Exercise aim =>
Output the material beneath exactly, leaving nothing out.

A run of records

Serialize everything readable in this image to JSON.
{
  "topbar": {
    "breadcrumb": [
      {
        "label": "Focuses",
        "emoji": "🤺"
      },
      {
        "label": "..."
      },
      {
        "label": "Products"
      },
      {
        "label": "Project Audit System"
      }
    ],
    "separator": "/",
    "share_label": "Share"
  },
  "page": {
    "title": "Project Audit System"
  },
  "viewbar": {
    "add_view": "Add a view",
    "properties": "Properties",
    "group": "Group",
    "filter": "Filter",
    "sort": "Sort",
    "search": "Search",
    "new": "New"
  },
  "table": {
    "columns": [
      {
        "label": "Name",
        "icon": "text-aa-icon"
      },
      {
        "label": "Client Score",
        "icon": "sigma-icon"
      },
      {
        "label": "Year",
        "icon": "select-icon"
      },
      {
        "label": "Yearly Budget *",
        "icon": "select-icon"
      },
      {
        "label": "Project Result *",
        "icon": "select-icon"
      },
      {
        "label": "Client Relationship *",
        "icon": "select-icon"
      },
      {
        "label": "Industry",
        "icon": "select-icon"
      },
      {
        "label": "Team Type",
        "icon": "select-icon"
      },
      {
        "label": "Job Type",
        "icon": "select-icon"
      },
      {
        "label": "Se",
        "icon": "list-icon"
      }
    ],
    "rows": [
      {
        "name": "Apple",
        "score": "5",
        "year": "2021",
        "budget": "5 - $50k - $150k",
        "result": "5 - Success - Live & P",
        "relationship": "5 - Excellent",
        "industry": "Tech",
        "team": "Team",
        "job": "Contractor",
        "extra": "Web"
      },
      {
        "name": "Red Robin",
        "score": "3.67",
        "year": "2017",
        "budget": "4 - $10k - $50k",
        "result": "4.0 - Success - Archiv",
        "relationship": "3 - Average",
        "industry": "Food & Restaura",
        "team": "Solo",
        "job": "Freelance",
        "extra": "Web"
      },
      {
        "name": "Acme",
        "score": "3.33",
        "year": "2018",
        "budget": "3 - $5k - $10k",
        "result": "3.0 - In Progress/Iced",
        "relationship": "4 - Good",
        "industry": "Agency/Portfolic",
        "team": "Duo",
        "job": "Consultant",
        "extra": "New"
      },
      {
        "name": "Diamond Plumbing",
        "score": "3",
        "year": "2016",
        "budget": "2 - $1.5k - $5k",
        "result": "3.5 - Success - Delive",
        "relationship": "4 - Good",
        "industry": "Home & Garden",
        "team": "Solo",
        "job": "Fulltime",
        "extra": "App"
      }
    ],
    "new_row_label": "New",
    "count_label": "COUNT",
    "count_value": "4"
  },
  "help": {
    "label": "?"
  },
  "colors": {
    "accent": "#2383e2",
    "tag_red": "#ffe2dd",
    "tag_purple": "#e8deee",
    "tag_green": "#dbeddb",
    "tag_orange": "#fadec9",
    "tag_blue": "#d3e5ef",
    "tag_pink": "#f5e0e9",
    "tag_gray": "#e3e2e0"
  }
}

Response to the task =>
Serialize everything readable in this image to JSON.
{
  "topbar": {
    "breadcrumb": [
      {
        "label": "Focuses",
        "emoji": "🤺"
      },
      {
        "label": "..."
      },
      {
        "label": "Products"
      },
      {
        "label": "Project Audit System"
      }
    ],
    "separator": "/",
    "share_label": "Share"
  },
  "page": {
    "title": "Project Audit System"
  },
  "viewbar": {
    "add_view": "Add a view",
    "properties": "Properties",
    "group": "Group",
    "filter": "Filter",
    "sort": "Sort",
    "search": "Search",
    "new": "New"
  },
  "table": {
    "columns": [
      {
        "label": "Name",
        "icon": "text-aa-icon"
      },
      {
        "label": "Client Score",
        "icon": "sigma-icon"
      },
      {
        "label": "Year",
        "icon": "select-icon"
      },
      {
        "label": "Yearly Budget *",
        "icon": "select-icon"
      },
      {
        "label": "Project Result *",
        "icon": "select-icon"
      },
      {
        "label": "Client Relationship *",
        "icon": "select-icon"
      },
      {
        "label": "Industry",
        "icon": "select-icon"
      },
      {
        "label": "Team Type",
        "icon": "select-icon"
      },
      {
        "label": "Job Type",
        "icon": "select-icon"
      },
      {
        "label": "Se",
        "icon": "list-icon"
      }
    ],
    "rows": [
      {
        "name": "Apple",
        "score": "5",
        "year": "2021",
        "budget": "5 - $50k - $150k",
        "result": "5 - Success - Live & P",
        "relationship": "5 - Excellent",
        "industry": "Tech",
        "team": "Team",
        "job": "Contractor",
        "extra": "Web"
      },
      {
        "name": "Red Robin",
        "score": "3.67",
        "year": "2017",
        "budget": "4 - $10k - $50k",
        "result": "4.0 - Success - Archiv",
        "relationship": "3 - Average",
        "industry": "Food & Restaura",
        "team": "Solo",
        "job": "Freelance",
        "extra": "Web"
      },
      {
        "name": "Acme",
        "score": "3.33",
        "year": "2018",
        "budget": "3 - $5k - $10k",
        "result": "3.0 - In Progress/Iced",
        "relationship": "4 - Good",
        "industry": "Agency/Portfolic",
        "team": "Duo",
        "job": "Consultant",
        "extra": "New"
      },
      {
        "name": "Diamond Plumbing",
        "score": "3",
        "year": "2016",
        "budget": "2 - $1.5k - $5k",
        "result": "3.5 - Success - Delive",
        "relationship": "4 - Good",
        "industry": "Home & Garden",
        "team": "Solo",
        "job": "Fulltime",
        "extra": "App"
      }
    ],
    "new_row_label": "New",
    "count_label": "COUNT",
    "count_value": "4"
  },
  "help": {
    "label": "?"
  },
  "colors": {
    "accent": "#2383e2",
    "tag_red": "#ffe2dd",
    "tag_purple": "#e8deee",
    "tag_green": "#dbeddb",
    "tag_orange": "#fadec9",
    "tag_blue": "#d3e5ef",
    "tag_pink": "#f5e0e9",
    "tag_gray": "#e3e2e0"
  }
}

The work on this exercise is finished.